**TASK TO CARRY OUT:** Copy each line of the data below, character for character.

··· EXERCISE DATA ···

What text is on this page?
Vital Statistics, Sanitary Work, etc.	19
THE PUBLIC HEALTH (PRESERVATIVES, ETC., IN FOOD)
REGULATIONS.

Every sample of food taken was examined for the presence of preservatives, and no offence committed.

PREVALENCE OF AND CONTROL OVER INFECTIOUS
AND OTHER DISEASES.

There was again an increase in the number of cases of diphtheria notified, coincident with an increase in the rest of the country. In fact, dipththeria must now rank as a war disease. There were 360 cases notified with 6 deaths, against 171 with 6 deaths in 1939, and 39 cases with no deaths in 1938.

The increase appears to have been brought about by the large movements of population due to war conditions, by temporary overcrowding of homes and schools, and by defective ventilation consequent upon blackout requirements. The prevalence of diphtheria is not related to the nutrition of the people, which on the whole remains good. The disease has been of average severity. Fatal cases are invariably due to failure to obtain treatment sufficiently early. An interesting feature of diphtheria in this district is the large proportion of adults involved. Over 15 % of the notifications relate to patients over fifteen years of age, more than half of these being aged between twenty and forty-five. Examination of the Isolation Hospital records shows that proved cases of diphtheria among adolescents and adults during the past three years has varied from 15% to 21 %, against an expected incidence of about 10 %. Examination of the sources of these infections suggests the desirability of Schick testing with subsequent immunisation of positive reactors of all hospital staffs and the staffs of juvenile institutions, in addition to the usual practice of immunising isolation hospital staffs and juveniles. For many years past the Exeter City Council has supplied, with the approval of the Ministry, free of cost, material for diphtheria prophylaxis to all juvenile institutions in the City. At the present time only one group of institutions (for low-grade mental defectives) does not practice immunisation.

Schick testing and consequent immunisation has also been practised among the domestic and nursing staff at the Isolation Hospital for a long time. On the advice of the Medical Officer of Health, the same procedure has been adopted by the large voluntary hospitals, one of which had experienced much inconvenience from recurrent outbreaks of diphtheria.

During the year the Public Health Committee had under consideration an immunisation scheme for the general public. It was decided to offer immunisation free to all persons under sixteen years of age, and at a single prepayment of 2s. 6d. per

···

**WRITTEN SOLUTION:**
What text is on this page?
Vital Statistics, Sanitary Work, etc.	19
THE PUBLIC HEALTH (PRESERVATIVES, ETC., IN FOOD)
REGULATIONS.

Every sample of food taken was examined for the presence of preservatives, and no offence committed.

PREVALENCE OF AND CONTROL OVER INFECTIOUS
AND OTHER DISEASES.

There was again an increase in the number of cases of diphtheria notified, coincident with an increase in the rest of the country. In fact, dipththeria must now rank as a war disease. There were 360 cases notified with 6 deaths, against 171 with 6 deaths in 1939, and 39 cases with no deaths in 1938.

The increase appears to have been brought about by the large movements of population due to war conditions, by temporary overcrowding of homes and schools, and by defective ventilation consequent upon blackout requirements. The prevalence of diphtheria is not related to the nutrition of the people, which on the whole remains good. The disease has been of average severity. Fatal cases are invariably due to failure to obtain treatment sufficiently early. An interesting feature of diphtheria in this district is the large proportion of adults involved. Over 15 % of the notifications relate to patients over fifteen years of age, more than half of these being aged between twenty and forty-five. Examination of the Isolation Hospital records shows that proved cases of diphtheria among adolescents and adults during the past three years has varied from 15% to 21 %, against an expected incidence of about 10 %. Examination of the sources of these infections suggests the desirability of Schick testing with subsequent immunisation of positive reactors of all hospital staffs and the staffs of juvenile institutions, in addition to the usual practice of immunising isolation hospital staffs and juveniles. For many years past the Exeter City Council has supplied, with the approval of the Ministry, free of cost, material for diphtheria prophylaxis to all juvenile institutions in the City. At the present time only one group of institutions (for low-grade mental defectives) does not practice immunisation.

Schick testing and consequent immunisation has also been practised among the domestic and nursing staff at the Isolation Hospital for a long time. On the advice of the Medical Officer of Health, the same procedure has been adopted by the large voluntary hospitals, one of which had experienced much inconvenience from recurrent outbreaks of diphtheria.

During the year the Public Health Committee had under consideration an immunisation scheme for the general public. It was decided to offer immunisation free to all persons under sixteen years of age, and at a single prepayment of 2s. 6d. per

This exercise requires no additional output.